> ПРЕДЛОЖЕННЫЙ ОТРЫВОК

⁂

Однако брак оказался весьма счастливым: супруги прожили вместе более 60 лет и народили восемь детей.

Теперь пришла пора открыть имя спасителя туфельки. Им был Пётр Андреевич Вяземский — блестящий русский поэт, близкий друг Пушкина, аристократ и т.д. и т.п.

Вяземского сейчас помнят (не его самого, а его поэзию) по фильму «О бедном гусаре замолвите слово». Там Валентин Гафт поёт романс на стихи Петра Андреевича «Я пережил и многое, и многих…» Как всегда, музыка мешает хорошим стихам, и умные, горькие слова Вяземского почти неразличимы в гитарных аккордах. А ведь стихи Вяземского (и эти, и многие другие) — это удивительное явление в нашей поэзии. Его ясный, чистый стих, необычайно простой и искренний, напоминает дружескую речь. Ясностью, лёгкостью и простотой Вяземский выгодно отличается от многих своих прославленных современников, любящих напустить псевдоантичного туману, с натугой сплетающих тяжеловесные строчки. А Вяземский писал примерно так:

Тройка мчится, тройка скачет,
Вьётся пыль из-под копыт,
Колокольчик звонко плачет
И хохочет, и визжит.

Или:

Грустно видеть, Русь святая,
Как в степенные года
Наших предков удалая
Изнемечилась езда.

То ли дело встарь: телега,
Тройка, ухарский ямщик,
Ночью дуешь без ночлега,
Днём же — высунув язык.

Но зато как всё кипело
Беззаботным удальством!
Жизнь — копейка! Бей же смело,
Да и ту поставь ребром!

⁂

> ИСХОДНЫЕ ЗАПИСИ
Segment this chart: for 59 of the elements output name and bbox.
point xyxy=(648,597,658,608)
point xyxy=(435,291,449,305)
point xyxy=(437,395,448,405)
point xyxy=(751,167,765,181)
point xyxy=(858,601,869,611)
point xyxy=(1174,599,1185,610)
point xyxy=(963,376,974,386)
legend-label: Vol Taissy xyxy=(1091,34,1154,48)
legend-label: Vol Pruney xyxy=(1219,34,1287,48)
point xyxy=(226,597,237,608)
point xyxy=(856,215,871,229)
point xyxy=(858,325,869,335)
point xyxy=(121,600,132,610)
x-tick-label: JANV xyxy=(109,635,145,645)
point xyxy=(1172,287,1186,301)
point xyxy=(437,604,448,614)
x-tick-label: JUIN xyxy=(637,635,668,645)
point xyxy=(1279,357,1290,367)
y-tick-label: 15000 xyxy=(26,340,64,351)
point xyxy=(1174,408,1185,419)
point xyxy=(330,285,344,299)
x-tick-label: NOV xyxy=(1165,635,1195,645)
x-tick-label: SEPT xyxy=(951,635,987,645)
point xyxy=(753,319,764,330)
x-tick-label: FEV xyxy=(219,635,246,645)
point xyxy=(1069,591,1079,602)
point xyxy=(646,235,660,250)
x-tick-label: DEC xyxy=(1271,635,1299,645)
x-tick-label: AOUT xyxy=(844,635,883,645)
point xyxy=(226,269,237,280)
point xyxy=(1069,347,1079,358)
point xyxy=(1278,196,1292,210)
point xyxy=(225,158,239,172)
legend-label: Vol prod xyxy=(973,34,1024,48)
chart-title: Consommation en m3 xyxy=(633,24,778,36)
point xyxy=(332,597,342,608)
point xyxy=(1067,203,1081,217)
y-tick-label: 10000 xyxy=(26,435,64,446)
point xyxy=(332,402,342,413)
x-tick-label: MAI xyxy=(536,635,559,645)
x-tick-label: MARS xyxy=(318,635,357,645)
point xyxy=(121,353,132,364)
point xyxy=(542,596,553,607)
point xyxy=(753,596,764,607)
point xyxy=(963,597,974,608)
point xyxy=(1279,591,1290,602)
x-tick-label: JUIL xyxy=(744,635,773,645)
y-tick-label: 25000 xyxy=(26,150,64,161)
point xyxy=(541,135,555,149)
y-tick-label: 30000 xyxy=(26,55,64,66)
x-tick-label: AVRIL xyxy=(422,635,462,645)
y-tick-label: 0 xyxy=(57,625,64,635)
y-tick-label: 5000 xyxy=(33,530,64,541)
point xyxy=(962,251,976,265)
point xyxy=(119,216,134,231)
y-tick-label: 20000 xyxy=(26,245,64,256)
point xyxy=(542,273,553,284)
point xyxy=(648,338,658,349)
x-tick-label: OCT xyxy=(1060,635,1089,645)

⁂

> СПИСОК ЗАДАНИЙ
a – Определите, соответствуют ли отрывку о Вяземском утверждения (i) супруги прожили вместе более шестидесяти лет, (ii) в фильме романс на стихи Вяземского исполняет Валентин Гафт, (iii) музыка помогает расслышать стихи. На каждое ответьте «да» или «нет» и подкрепите ответ решающими словами отрывка в точной цитате.
b – По какому фильму, согласно отрывку о Вяземском, сейчас помнят его поэзию?

> ОТВЕТЫ К ЗАДАНИЯМ
a –
(i) Да: «супруги прожили вместе более 60 лет».
(ii) Да: «Там Валентин Гафт поёт романс на стихи Петра Андреевича».
(iii) Нет: «музыка мешает хорошим стихам».

b – По фильму «О бедном гусаре замолвите слово».